What you will do: In the material below, list every line carrying the string "infobolsa".

## BEGIN Information given

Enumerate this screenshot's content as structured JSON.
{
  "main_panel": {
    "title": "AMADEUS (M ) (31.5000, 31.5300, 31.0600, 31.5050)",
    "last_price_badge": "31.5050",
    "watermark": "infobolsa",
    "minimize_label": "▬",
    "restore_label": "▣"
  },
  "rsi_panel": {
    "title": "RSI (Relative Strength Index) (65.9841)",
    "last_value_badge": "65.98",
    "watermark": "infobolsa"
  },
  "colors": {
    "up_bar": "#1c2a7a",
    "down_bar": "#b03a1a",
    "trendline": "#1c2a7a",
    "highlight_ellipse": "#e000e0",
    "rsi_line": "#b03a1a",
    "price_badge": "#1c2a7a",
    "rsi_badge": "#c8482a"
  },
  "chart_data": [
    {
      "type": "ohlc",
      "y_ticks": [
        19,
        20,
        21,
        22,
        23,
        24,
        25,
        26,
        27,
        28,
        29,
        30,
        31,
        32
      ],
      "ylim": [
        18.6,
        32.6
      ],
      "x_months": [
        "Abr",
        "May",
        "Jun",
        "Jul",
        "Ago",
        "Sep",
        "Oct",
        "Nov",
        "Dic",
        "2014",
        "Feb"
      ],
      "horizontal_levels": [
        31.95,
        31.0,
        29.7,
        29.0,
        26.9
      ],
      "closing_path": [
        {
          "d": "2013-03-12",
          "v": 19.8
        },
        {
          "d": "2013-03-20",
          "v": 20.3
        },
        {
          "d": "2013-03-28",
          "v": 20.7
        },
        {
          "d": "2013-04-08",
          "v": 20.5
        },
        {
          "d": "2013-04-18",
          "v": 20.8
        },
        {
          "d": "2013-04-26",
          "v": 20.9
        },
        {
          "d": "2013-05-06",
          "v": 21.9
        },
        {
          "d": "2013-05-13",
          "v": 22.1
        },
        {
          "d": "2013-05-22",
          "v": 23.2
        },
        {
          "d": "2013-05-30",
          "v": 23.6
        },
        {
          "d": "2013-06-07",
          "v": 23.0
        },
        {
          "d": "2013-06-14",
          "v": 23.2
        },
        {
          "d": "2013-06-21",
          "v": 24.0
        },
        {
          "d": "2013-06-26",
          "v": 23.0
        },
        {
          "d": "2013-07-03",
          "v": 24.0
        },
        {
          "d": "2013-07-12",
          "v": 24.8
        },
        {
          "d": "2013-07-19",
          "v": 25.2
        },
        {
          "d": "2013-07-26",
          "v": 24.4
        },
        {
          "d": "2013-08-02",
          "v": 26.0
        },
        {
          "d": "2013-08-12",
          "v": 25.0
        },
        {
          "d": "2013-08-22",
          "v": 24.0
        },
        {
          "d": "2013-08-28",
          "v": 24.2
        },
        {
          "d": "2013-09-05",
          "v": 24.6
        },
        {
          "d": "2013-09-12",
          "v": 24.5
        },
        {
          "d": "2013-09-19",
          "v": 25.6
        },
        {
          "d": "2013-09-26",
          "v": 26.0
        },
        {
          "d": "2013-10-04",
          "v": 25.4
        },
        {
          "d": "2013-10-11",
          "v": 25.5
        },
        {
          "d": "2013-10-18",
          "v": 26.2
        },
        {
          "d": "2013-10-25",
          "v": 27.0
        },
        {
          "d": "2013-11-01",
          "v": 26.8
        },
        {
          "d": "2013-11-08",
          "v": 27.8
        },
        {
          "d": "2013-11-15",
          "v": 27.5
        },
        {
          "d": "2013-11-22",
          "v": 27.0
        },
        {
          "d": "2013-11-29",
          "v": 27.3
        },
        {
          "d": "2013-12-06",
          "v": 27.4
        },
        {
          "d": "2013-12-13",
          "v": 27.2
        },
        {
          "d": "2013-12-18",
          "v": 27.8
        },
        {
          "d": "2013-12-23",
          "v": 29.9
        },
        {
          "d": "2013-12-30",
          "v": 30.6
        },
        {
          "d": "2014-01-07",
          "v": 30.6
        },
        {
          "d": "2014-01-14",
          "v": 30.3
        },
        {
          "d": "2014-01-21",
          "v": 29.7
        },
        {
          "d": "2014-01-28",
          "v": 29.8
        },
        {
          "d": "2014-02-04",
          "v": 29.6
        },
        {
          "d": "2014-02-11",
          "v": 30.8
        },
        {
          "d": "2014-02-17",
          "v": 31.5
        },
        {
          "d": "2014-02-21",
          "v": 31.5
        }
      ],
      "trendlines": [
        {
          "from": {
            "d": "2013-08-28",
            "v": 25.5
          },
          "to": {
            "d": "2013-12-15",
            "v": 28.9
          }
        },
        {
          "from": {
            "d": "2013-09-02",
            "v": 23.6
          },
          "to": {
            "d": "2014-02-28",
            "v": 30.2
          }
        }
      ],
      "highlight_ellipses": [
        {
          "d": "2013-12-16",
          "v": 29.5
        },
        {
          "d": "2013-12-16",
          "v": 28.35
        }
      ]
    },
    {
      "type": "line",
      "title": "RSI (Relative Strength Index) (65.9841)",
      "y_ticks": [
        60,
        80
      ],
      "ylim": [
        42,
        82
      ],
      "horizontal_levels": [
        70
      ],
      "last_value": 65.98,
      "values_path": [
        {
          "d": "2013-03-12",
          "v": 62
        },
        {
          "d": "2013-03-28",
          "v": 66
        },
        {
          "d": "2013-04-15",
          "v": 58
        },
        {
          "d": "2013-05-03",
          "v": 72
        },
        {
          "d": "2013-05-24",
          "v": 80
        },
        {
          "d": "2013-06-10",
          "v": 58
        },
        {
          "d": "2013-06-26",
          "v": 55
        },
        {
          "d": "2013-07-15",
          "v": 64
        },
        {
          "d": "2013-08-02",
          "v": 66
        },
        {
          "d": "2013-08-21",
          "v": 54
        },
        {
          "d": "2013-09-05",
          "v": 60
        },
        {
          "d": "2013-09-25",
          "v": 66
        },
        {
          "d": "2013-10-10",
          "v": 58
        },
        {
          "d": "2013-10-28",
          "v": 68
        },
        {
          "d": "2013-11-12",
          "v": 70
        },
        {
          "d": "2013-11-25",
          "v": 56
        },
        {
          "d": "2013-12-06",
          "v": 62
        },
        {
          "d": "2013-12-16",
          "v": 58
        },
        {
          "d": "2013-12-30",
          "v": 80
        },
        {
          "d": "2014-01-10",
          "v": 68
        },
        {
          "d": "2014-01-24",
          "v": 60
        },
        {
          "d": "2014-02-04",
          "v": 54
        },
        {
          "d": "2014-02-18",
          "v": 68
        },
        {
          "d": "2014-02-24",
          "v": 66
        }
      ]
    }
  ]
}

## END Information given
## BEGIN Information given

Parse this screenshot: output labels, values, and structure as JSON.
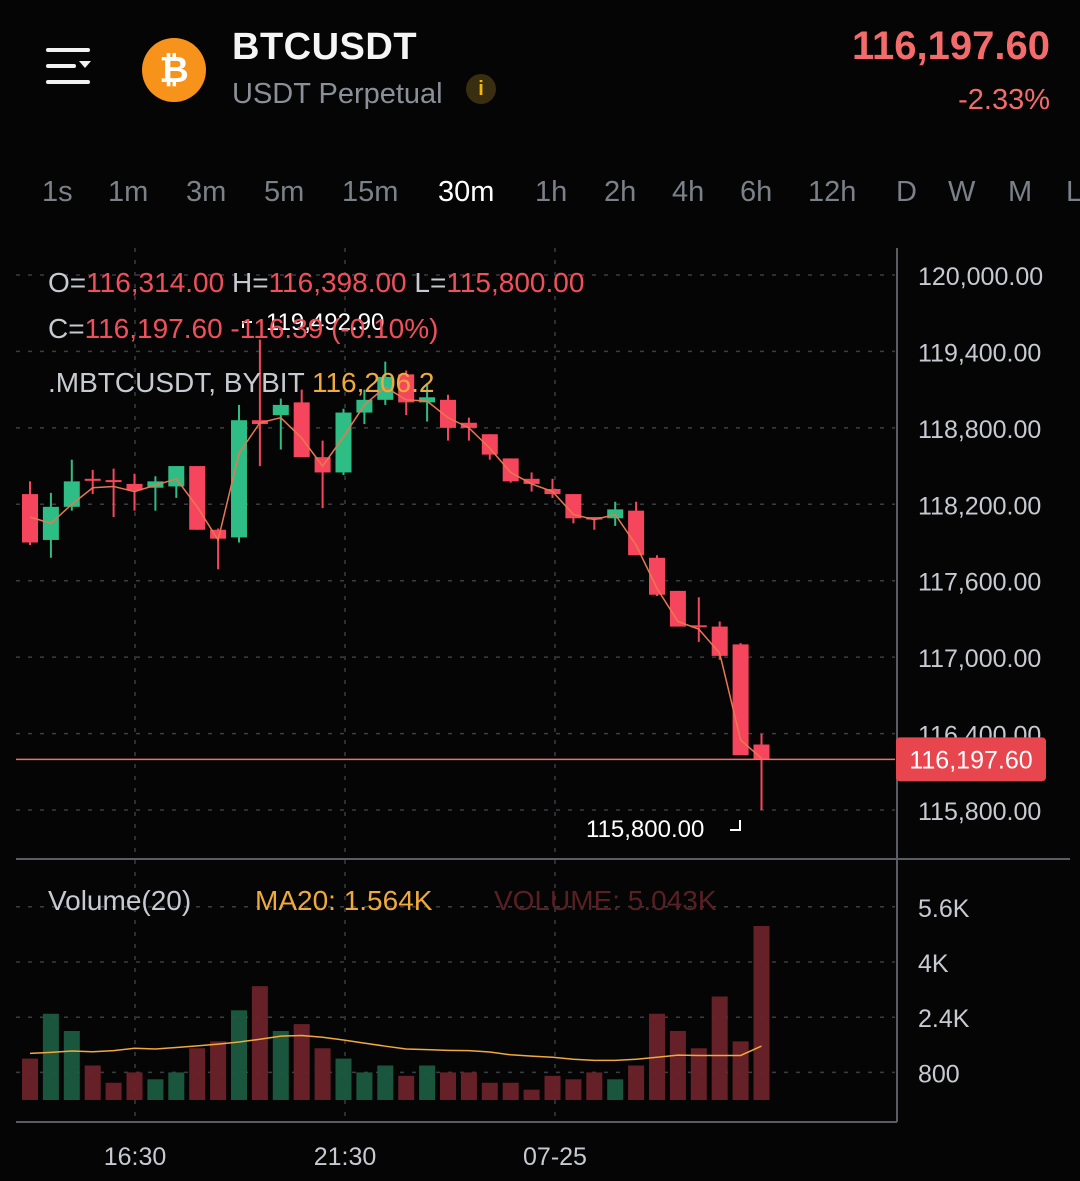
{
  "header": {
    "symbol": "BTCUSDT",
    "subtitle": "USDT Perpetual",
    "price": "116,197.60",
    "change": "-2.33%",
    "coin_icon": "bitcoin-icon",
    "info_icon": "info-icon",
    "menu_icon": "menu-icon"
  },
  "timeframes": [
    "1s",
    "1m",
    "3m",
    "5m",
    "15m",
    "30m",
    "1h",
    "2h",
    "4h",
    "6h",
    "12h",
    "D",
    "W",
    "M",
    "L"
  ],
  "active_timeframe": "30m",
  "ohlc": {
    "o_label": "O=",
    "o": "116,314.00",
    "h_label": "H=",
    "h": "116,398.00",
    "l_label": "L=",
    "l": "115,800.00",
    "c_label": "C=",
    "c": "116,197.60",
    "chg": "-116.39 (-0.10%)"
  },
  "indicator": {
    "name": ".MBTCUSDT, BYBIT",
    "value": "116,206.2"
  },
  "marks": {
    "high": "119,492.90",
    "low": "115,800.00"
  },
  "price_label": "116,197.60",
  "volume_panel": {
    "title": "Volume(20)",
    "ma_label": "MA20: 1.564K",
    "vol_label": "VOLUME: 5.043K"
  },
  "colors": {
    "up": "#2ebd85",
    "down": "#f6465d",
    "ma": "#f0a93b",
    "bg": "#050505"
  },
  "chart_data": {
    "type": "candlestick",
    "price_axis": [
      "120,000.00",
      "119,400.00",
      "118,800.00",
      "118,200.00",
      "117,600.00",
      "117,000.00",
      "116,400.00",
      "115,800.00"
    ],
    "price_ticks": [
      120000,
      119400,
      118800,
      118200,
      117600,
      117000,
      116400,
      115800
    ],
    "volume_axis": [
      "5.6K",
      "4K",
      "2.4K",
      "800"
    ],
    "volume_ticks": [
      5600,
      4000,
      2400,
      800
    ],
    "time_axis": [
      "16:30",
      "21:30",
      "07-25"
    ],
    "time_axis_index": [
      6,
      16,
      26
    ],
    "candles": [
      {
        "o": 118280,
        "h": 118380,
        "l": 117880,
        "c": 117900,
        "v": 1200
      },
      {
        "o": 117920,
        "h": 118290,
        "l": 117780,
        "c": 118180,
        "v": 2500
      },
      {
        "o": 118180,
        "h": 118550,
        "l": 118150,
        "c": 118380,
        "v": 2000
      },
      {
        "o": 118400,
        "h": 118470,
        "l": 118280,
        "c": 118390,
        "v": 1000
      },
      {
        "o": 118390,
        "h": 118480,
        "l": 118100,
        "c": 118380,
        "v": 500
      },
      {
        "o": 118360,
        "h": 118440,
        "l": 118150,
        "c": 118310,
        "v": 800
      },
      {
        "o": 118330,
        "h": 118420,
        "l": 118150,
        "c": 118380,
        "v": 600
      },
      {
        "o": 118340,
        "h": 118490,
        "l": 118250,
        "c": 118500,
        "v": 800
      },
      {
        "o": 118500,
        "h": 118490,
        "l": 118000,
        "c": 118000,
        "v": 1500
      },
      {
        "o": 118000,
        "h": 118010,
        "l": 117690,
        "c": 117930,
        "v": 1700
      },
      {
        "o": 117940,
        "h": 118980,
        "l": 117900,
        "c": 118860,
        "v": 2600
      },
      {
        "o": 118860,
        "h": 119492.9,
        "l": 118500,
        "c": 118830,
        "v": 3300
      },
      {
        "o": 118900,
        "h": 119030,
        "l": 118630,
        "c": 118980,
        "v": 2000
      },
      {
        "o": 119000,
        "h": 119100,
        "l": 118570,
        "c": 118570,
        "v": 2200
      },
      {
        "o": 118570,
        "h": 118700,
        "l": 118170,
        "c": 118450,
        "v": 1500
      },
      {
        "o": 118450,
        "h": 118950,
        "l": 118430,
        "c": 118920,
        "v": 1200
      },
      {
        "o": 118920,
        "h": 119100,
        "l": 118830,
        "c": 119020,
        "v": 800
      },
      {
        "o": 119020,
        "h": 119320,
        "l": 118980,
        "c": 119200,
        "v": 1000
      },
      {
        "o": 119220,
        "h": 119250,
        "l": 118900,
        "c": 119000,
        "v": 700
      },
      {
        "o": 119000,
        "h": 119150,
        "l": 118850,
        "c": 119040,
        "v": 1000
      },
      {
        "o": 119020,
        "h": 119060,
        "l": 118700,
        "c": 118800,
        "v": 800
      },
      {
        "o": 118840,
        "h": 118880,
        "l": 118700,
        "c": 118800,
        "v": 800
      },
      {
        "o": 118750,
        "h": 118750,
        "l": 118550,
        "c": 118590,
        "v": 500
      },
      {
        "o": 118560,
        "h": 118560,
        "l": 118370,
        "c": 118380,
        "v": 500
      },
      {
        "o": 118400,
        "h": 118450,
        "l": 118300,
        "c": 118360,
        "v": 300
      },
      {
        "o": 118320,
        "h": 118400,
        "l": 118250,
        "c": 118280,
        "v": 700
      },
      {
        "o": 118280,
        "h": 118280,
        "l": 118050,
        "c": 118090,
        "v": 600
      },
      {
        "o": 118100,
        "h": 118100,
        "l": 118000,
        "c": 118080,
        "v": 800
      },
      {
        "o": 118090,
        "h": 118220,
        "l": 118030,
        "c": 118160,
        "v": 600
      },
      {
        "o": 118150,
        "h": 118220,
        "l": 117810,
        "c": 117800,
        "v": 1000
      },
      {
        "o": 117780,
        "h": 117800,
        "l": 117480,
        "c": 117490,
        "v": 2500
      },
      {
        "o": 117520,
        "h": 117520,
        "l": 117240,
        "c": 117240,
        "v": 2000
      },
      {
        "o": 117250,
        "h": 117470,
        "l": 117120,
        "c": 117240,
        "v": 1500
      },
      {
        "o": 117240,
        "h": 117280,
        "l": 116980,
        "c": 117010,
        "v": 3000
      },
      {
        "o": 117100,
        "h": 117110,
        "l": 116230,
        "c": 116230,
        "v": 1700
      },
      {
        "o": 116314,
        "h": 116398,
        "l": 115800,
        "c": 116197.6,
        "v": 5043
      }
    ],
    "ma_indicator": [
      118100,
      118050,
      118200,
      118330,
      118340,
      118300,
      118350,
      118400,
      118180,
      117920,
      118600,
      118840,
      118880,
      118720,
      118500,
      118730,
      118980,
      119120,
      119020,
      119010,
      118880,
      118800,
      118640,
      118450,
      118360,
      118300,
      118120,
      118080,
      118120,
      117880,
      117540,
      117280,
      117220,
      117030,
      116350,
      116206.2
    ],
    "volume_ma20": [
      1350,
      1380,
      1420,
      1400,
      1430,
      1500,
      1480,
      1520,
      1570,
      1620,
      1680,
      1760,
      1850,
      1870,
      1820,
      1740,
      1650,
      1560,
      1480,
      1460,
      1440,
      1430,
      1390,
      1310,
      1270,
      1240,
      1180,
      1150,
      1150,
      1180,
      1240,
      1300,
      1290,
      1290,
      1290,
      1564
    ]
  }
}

## END Information given

Task solution:
    "watermark": "infobolsa",
    "watermark": "infobolsa"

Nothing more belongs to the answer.